» **WHAT IS ASKED**: Copy every line, leaving nothing out and adding nothing.

» **DATA EXCERPTS**:

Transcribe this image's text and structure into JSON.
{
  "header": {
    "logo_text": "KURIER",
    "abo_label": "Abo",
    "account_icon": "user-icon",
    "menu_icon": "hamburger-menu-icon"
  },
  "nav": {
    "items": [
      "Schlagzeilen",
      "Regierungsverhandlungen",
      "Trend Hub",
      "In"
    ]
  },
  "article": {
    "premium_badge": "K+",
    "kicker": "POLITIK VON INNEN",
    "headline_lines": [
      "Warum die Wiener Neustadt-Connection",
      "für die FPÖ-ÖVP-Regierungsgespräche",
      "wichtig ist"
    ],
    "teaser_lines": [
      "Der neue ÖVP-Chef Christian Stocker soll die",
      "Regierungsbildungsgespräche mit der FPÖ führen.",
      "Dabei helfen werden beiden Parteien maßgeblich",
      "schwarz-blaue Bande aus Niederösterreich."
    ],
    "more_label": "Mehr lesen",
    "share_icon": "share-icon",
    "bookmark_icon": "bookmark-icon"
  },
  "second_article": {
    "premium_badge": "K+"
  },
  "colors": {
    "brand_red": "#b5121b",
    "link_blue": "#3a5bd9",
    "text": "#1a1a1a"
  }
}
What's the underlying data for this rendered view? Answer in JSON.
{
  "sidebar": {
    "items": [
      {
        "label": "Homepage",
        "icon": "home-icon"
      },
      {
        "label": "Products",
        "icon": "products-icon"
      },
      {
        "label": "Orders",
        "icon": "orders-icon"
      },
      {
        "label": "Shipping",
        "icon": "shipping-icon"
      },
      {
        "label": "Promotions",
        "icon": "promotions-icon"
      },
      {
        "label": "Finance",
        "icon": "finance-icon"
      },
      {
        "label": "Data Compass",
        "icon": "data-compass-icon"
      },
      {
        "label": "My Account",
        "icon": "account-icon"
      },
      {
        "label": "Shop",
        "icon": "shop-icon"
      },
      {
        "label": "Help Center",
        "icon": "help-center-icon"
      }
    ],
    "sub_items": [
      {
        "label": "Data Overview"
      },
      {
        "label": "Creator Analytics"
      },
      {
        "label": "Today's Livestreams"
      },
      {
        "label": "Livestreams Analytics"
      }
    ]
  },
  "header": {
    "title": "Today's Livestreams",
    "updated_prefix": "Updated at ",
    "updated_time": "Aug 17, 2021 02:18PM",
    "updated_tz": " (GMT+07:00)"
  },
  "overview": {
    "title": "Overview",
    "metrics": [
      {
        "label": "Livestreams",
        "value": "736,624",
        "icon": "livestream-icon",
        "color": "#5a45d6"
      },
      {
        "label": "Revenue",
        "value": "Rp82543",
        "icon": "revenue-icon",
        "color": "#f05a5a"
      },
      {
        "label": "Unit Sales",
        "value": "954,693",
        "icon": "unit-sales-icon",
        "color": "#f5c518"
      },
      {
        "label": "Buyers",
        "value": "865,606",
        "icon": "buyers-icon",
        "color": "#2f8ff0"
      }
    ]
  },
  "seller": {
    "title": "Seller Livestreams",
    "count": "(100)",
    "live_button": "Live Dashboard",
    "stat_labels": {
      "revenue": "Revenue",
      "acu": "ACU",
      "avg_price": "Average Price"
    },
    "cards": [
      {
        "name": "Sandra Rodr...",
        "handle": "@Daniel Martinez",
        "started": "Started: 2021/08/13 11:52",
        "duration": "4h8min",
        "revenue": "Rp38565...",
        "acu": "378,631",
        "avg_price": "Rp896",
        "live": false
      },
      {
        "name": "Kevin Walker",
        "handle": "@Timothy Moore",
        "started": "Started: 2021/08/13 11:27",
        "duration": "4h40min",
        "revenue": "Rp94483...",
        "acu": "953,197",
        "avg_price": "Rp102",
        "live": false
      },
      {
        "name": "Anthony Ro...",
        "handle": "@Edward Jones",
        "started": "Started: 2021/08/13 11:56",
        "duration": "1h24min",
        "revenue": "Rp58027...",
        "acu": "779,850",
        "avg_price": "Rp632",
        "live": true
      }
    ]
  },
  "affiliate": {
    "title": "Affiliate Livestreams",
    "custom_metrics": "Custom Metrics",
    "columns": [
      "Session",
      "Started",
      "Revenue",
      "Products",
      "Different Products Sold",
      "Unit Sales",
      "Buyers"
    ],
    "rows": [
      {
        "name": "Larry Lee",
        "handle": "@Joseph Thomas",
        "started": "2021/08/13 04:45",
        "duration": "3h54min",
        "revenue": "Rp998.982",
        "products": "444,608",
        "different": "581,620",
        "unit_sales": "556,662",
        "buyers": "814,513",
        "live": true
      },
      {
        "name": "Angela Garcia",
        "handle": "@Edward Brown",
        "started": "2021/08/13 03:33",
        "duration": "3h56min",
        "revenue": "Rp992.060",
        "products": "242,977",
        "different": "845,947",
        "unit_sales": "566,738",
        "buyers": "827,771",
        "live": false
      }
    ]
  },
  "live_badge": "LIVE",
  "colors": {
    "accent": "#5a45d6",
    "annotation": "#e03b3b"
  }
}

» **SOLVED EXERCISE**:
Transcribe this image's text and structure into JSON.
{
  "header": {
    "logo_text": "KURIER",
    "abo_label": "Abo",
    "account_icon": "user-icon",
    "menu_icon": "hamburger-menu-icon"
  },
  "nav": {
    "items": [
      "Schlagzeilen",
      "Regierungsverhandlungen",
      "Trend Hub",
      "In"
    ]
  },
  "article": {
    "premium_badge": "K+",
    "kicker": "POLITIK VON INNEN",
    "headline_lines": [
      "Warum die Wiener Neustadt-Connection",
      "für die FPÖ-ÖVP-Regierungsgespräche",
      "wichtig ist"
    ],
    "teaser_lines": [
      "Der neue ÖVP-Chef Christian Stocker soll die",
      "Regierungsbildungsgespräche mit der FPÖ führen.",
      "Dabei helfen werden beiden Parteien maßgeblich",
      "schwarz-blaue Bande aus Niederösterreich."
    ],
    "more_label": "Mehr lesen",
    "share_icon": "share-icon",
    "bookmark_icon": "bookmark-icon"
  },
  "second_article": {
    "premium_badge": "K+"
  },
  "colors": {
    "brand_red": "#b5121b",
    "link_blue": "#3a5bd9",
    "text": "#1a1a1a"
  }
}
What's the underlying data for this rendered view? Answer in JSON.
{
  "sidebar": {
    "items": [
      {
        "label": "Homepage",
        "icon": "home-icon"
      },
      {
        "label": "Products",
        "icon": "products-icon"
      },
      {
        "label": "Orders",
        "icon": "orders-icon"
      },
      {
        "label": "Shipping",
        "icon": "shipping-icon"
      },
      {
        "label": "Promotions",
        "icon": "promotions-icon"
      },
      {
        "label": "Finance",
        "icon": "finance-icon"
      },
      {
        "label": "Data Compass",
        "icon": "data-compass-icon"
      },
      {
        "label": "My Account",
        "icon": "account-icon"
      },
      {
        "label": "Shop",
        "icon": "shop-icon"
      },
      {
        "label": "Help Center",
        "icon": "help-center-icon"
      }
    ],
    "sub_items": [
      {
        "label": "Data Overview"
      },
      {
        "label": "Creator Analytics"
      },
      {
        "label": "Today's Livestreams"
      },
      {
        "label": "Livestreams Analytics"
      }
    ]
  },
  "header": {
    "title": "Today's Livestreams",
    "updated_prefix": "Updated at ",
    "updated_time": "Aug 17, 2021 02:18PM",
    "updated_tz": " (GMT+07:00)"
  },
  "overview": {
    "title": "Overview",
    "metrics": [
      {
        "label": "Livestreams",
        "value": "736,624",
        "icon": "livestream-icon",
        "color": "#5a45d6"
      },
      {
        "label": "Revenue",
        "value": "Rp82543",
        "icon": "revenue-icon",
        "color": "#f05a5a"
      },
      {
        "label": "Unit Sales",
        "value": "954,693",
        "icon": "unit-sales-icon",
        "color": "#f5c518"
      },
      {
        "label": "Buyers",
        "value": "865,606",
        "icon": "buyers-icon",
        "color": "#2f8ff0"
      }
    ]
  },
  "seller": {
    "title": "Seller Livestreams",
    "count": "(100)",
    "live_button": "Live Dashboard",
    "stat_labels": {
      "revenue": "Revenue",
      "acu": "ACU",
      "avg_price": "Average Price"
    },
    "cards": [
      {
        "name": "Sandra Rodr...",
        "handle": "@Daniel Martinez",
        "started": "Started: 2021/08/13 11:52",
        "duration": "4h8min",
        "revenue": "Rp38565...",
        "acu": "378,631",
        "avg_price": "Rp896",
        "live": false
      },
      {
        "name": "Kevin Walker",
        "handle": "@Timothy Moore",
        "started": "Started: 2021/08/13 11:27",
        "duration": "4h40min",
        "revenue": "Rp94483...",
        "acu": "953,197",
        "avg_price": "Rp102",
        "live": false
      },
      {
        "name": "Anthony Ro...",
        "handle": "@Edward Jones",
        "started": "Started: 2021/08/13 11:56",
        "duration": "1h24min",
        "revenue": "Rp58027...",
        "acu": "779,850",
        "avg_price": "Rp632",
        "live": true
      }
    ]
  },
  "affiliate": {
    "title": "Affiliate Livestreams",
    "custom_metrics": "Custom Metrics",
    "columns": [
      "Session",
      "Started",
      "Revenue",
      "Products",
      "Different Products Sold",
      "Unit Sales",
      "Buyers"
    ],
    "rows": [
      {
        "name": "Larry Lee",
        "handle": "@Joseph Thomas",
        "started": "2021/08/13 04:45",
        "duration": "3h54min",
        "revenue": "Rp998.982",
        "products": "444,608",
        "different": "581,620",
        "unit_sales": "556,662",
        "buyers": "814,513",
        "live": true
      },
      {
        "name": "Angela Garcia",
        "handle": "@Edward Brown",
        "started": "2021/08/13 03:33",
        "duration": "3h56min",
        "revenue": "Rp992.060",
        "products": "242,977",
        "different": "845,947",
        "unit_sales": "566,738",
        "buyers": "827,771",
        "live": false
      }
    ]
  },
  "live_badge": "LIVE",
  "colors": {
    "accent": "#5a45d6",
    "annotation": "#e03b3b"
  }
}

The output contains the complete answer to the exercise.